# Start of Excerpted records

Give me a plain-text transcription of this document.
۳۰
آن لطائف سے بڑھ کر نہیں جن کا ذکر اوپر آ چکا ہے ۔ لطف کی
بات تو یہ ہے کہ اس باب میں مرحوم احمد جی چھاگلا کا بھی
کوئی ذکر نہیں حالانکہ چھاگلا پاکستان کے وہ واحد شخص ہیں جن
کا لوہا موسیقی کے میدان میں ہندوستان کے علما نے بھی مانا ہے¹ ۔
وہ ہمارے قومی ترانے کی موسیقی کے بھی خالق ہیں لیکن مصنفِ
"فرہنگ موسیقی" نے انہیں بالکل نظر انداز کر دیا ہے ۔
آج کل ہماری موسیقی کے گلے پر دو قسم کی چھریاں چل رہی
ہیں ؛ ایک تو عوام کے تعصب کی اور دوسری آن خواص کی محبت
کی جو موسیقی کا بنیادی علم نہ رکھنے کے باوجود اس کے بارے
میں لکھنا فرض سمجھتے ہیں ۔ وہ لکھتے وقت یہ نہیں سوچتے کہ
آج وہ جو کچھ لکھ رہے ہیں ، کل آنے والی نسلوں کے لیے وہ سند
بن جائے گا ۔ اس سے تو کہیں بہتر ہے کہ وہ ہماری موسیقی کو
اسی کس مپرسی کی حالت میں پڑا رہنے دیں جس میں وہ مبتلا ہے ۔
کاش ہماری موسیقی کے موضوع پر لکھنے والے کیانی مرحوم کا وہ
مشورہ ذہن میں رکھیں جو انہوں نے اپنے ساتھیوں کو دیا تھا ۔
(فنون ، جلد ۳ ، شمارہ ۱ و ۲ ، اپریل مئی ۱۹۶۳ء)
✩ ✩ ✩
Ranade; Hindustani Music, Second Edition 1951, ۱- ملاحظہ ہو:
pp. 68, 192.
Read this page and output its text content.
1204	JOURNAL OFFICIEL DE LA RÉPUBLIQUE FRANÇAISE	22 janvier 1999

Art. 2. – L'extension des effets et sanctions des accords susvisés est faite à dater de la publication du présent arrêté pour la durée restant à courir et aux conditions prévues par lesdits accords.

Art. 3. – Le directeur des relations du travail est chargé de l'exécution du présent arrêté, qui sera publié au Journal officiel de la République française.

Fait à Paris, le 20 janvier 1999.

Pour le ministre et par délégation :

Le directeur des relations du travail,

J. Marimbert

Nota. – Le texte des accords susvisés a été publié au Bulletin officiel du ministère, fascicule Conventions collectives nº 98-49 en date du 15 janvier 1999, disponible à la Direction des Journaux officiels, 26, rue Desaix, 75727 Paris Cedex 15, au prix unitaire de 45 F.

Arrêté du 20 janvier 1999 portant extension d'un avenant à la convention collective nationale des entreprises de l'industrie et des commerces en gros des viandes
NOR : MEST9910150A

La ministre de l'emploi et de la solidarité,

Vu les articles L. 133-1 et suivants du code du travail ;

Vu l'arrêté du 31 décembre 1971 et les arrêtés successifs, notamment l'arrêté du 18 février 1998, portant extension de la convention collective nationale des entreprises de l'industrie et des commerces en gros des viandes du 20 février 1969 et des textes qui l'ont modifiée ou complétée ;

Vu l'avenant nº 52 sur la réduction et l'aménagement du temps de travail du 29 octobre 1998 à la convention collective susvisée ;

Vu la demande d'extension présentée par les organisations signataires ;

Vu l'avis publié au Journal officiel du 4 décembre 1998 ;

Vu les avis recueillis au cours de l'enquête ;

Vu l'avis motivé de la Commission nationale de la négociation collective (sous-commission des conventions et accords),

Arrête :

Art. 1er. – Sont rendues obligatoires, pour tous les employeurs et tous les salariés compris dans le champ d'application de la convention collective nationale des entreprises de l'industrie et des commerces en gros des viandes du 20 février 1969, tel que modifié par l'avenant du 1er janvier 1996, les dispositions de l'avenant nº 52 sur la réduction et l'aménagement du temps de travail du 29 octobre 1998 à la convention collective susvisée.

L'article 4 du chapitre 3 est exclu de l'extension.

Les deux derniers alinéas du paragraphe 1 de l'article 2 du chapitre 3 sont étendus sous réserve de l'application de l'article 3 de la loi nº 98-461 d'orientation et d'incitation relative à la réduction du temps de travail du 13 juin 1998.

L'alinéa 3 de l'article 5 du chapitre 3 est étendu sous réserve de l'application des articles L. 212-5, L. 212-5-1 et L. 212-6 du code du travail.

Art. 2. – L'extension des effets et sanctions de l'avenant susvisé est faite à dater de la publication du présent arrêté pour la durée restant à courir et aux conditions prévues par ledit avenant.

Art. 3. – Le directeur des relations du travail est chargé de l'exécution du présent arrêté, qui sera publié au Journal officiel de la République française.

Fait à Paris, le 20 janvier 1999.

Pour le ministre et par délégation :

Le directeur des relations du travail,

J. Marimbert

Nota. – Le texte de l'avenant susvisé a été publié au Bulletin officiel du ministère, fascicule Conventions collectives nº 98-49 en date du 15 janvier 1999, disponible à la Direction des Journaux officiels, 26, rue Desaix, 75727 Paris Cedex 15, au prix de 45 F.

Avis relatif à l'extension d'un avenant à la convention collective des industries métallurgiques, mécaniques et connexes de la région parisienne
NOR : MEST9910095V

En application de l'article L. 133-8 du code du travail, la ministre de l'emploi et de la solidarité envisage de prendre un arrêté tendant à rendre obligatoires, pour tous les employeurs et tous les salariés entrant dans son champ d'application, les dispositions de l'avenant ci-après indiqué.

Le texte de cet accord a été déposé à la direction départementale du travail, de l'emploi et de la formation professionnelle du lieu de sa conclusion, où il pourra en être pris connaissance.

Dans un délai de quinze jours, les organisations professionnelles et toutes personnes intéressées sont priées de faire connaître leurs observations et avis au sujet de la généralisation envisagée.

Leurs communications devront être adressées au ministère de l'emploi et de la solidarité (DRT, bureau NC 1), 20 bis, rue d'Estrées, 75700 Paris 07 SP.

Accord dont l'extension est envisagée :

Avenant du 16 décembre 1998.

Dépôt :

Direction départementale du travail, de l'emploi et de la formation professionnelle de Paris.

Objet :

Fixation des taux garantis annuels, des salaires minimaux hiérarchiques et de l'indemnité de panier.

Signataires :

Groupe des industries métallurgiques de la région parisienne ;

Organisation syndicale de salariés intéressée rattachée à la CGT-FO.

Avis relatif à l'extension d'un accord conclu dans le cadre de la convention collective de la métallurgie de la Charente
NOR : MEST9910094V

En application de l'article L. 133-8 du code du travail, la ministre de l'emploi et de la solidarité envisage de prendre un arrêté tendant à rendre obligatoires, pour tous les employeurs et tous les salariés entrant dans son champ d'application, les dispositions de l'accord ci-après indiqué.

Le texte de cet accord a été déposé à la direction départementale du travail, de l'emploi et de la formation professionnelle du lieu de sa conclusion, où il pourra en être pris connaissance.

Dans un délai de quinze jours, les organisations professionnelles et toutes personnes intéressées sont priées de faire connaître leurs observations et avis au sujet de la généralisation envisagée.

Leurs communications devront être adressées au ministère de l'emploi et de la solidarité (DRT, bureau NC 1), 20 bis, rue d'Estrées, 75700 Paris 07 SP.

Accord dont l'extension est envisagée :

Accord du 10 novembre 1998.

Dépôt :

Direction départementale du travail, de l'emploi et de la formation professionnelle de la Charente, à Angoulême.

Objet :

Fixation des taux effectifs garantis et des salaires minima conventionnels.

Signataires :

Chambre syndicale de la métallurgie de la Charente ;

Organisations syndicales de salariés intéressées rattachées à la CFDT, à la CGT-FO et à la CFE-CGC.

# End of Excerpted records

Your task is to output the full set of records exactly as presented.

_Correct answer_
Give me a plain-text transcription of this document.
۳۰
آن لطائف سے بڑھ کر نہیں جن کا ذکر اوپر آ چکا ہے ۔ لطف کی
بات تو یہ ہے کہ اس باب میں مرحوم احمد جی چھاگلا کا بھی
کوئی ذکر نہیں حالانکہ چھاگلا پاکستان کے وہ واحد شخص ہیں جن
کا لوہا موسیقی کے میدان میں ہندوستان کے علما نے بھی مانا ہے¹ ۔
وہ ہمارے قومی ترانے کی موسیقی کے بھی خالق ہیں لیکن مصنفِ
"فرہنگ موسیقی" نے انہیں بالکل نظر انداز کر دیا ہے ۔
آج کل ہماری موسیقی کے گلے پر دو قسم کی چھریاں چل رہی
ہیں ؛ ایک تو عوام کے تعصب کی اور دوسری آن خواص کی محبت
کی جو موسیقی کا بنیادی علم نہ رکھنے کے باوجود اس کے بارے
میں لکھنا فرض سمجھتے ہیں ۔ وہ لکھتے وقت یہ نہیں سوچتے کہ
آج وہ جو کچھ لکھ رہے ہیں ، کل آنے والی نسلوں کے لیے وہ سند
بن جائے گا ۔ اس سے تو کہیں بہتر ہے کہ وہ ہماری موسیقی کو
اسی کس مپرسی کی حالت میں پڑا رہنے دیں جس میں وہ مبتلا ہے ۔
کاش ہماری موسیقی کے موضوع پر لکھنے والے کیانی مرحوم کا وہ
مشورہ ذہن میں رکھیں جو انہوں نے اپنے ساتھیوں کو دیا تھا ۔
(فنون ، جلد ۳ ، شمارہ ۱ و ۲ ، اپریل مئی ۱۹۶۳ء)
✩ ✩ ✩
Ranade; Hindustani Music, Second Edition 1951, ۱- ملاحظہ ہو:
pp. 68, 192.
Read this page and output its text content.
1204	JOURNAL OFFICIEL DE LA RÉPUBLIQUE FRANÇAISE	22 janvier 1999

Art. 2. – L'extension des effets et sanctions des accords susvisés est faite à dater de la publication du présent arrêté pour la durée restant à courir et aux conditions prévues par lesdits accords.

Art. 3. – Le directeur des relations du travail est chargé de l'exécution du présent arrêté, qui sera publié au Journal officiel de la République française.

Fait à Paris, le 20 janvier 1999.

Pour le ministre et par délégation :

Le directeur des relations du travail,

J. Marimbert

Nota. – Le texte des accords susvisés a été publié au Bulletin officiel du ministère, fascicule Conventions collectives nº 98-49 en date du 15 janvier 1999, disponible à la Direction des Journaux officiels, 26, rue Desaix, 75727 Paris Cedex 15, au prix unitaire de 45 F.

Arrêté du 20 janvier 1999 portant extension d'un avenant à la convention collective nationale des entreprises de l'industrie et des commerces en gros des viandes
NOR : MEST9910150A

La ministre de l'emploi et de la solidarité,

Vu les articles L. 133-1 et suivants du code du travail ;

Vu l'arrêté du 31 décembre 1971 et les arrêtés successifs, notamment l'arrêté du 18 février 1998, portant extension de la convention collective nationale des entreprises de l'industrie et des commerces en gros des viandes du 20 février 1969 et des textes qui l'ont modifiée ou complétée ;

Vu l'avenant nº 52 sur la réduction et l'aménagement du temps de travail du 29 octobre 1998 à la convention collective susvisée ;

Vu la demande d'extension présentée par les organisations signataires ;

Vu l'avis publié au Journal officiel du 4 décembre 1998 ;

Vu les avis recueillis au cours de l'enquête ;

Vu l'avis motivé de la Commission nationale de la négociation collective (sous-commission des conventions et accords),

Arrête :

Art. 1er. – Sont rendues obligatoires, pour tous les employeurs et tous les salariés compris dans le champ d'application de la convention collective nationale des entreprises de l'industrie et des commerces en gros des viandes du 20 février 1969, tel que modifié par l'avenant du 1er janvier 1996, les dispositions de l'avenant nº 52 sur la réduction et l'aménagement du temps de travail du 29 octobre 1998 à la convention collective susvisée.

L'article 4 du chapitre 3 est exclu de l'extension.

Les deux derniers alinéas du paragraphe 1 de l'article 2 du chapitre 3 sont étendus sous réserve de l'application de l'article 3 de la loi nº 98-461 d'orientation et d'incitation relative à la réduction du temps de travail du 13 juin 1998.

L'alinéa 3 de l'article 5 du chapitre 3 est étendu sous réserve de l'application des articles L. 212-5, L. 212-5-1 et L. 212-6 du code du travail.

Art. 2. – L'extension des effets et sanctions de l'avenant susvisé est faite à dater de la publication du présent arrêté pour la durée restant à courir et aux conditions prévues par ledit avenant.

Art. 3. – Le directeur des relations du travail est chargé de l'exécution du présent arrêté, qui sera publié au Journal officiel de la République française.

Fait à Paris, le 20 janvier 1999.

Pour le ministre et par délégation :

Le directeur des relations du travail,

J. Marimbert

Nota. – Le texte de l'avenant susvisé a été publié au Bulletin officiel du ministère, fascicule Conventions collectives nº 98-49 en date du 15 janvier 1999, disponible à la Direction des Journaux officiels, 26, rue Desaix, 75727 Paris Cedex 15, au prix de 45 F.

Avis relatif à l'extension d'un avenant à la convention collective des industries métallurgiques, mécaniques et connexes de la région parisienne
NOR : MEST9910095V

En application de l'article L. 133-8 du code du travail, la ministre de l'emploi et de la solidarité envisage de prendre un arrêté tendant à rendre obligatoires, pour tous les employeurs et tous les salariés entrant dans son champ d'application, les dispositions de l'avenant ci-après indiqué.

Le texte de cet accord a été déposé à la direction départementale du travail, de l'emploi et de la formation professionnelle du lieu de sa conclusion, où il pourra en être pris connaissance.

Dans un délai de quinze jours, les organisations professionnelles et toutes personnes intéressées sont priées de faire connaître leurs observations et avis au sujet de la généralisation envisagée.

Leurs communications devront être adressées au ministère de l'emploi et de la solidarité (DRT, bureau NC 1), 20 bis, rue d'Estrées, 75700 Paris 07 SP.

Accord dont l'extension est envisagée :

Avenant du 16 décembre 1998.

Dépôt :

Direction départementale du travail, de l'emploi et de la formation professionnelle de Paris.

Objet :

Fixation des taux garantis annuels, des salaires minimaux hiérarchiques et de l'indemnité de panier.

Signataires :

Groupe des industries métallurgiques de la région parisienne ;

Organisation syndicale de salariés intéressée rattachée à la CGT-FO.

Avis relatif à l'extension d'un accord conclu dans le cadre de la convention collective de la métallurgie de la Charente
NOR : MEST9910094V

En application de l'article L. 133-8 du code du travail, la ministre de l'emploi et de la solidarité envisage de prendre un arrêté tendant à rendre obligatoires, pour tous les employeurs et tous les salariés entrant dans son champ d'application, les dispositions de l'accord ci-après indiqué.

Le texte de cet accord a été déposé à la direction départementale du travail, de l'emploi et de la formation professionnelle du lieu de sa conclusion, où il pourra en être pris connaissance.

Dans un délai de quinze jours, les organisations professionnelles et toutes personnes intéressées sont priées de faire connaître leurs observations et avis au sujet de la généralisation envisagée.

Leurs communications devront être adressées au ministère de l'emploi et de la solidarité (DRT, bureau NC 1), 20 bis, rue d'Estrées, 75700 Paris 07 SP.

Accord dont l'extension est envisagée :

Accord du 10 novembre 1998.

Dépôt :

Direction départementale du travail, de l'emploi et de la formation professionnelle de la Charente, à Angoulême.

Objet :

Fixation des taux effectifs garantis et des salaires minima conventionnels.

Signataires :

Chambre syndicale de la métallurgie de la Charente ;

Organisations syndicales de salariés intéressées rattachées à la CFDT, à la CGT-FO et à la CFE-CGC.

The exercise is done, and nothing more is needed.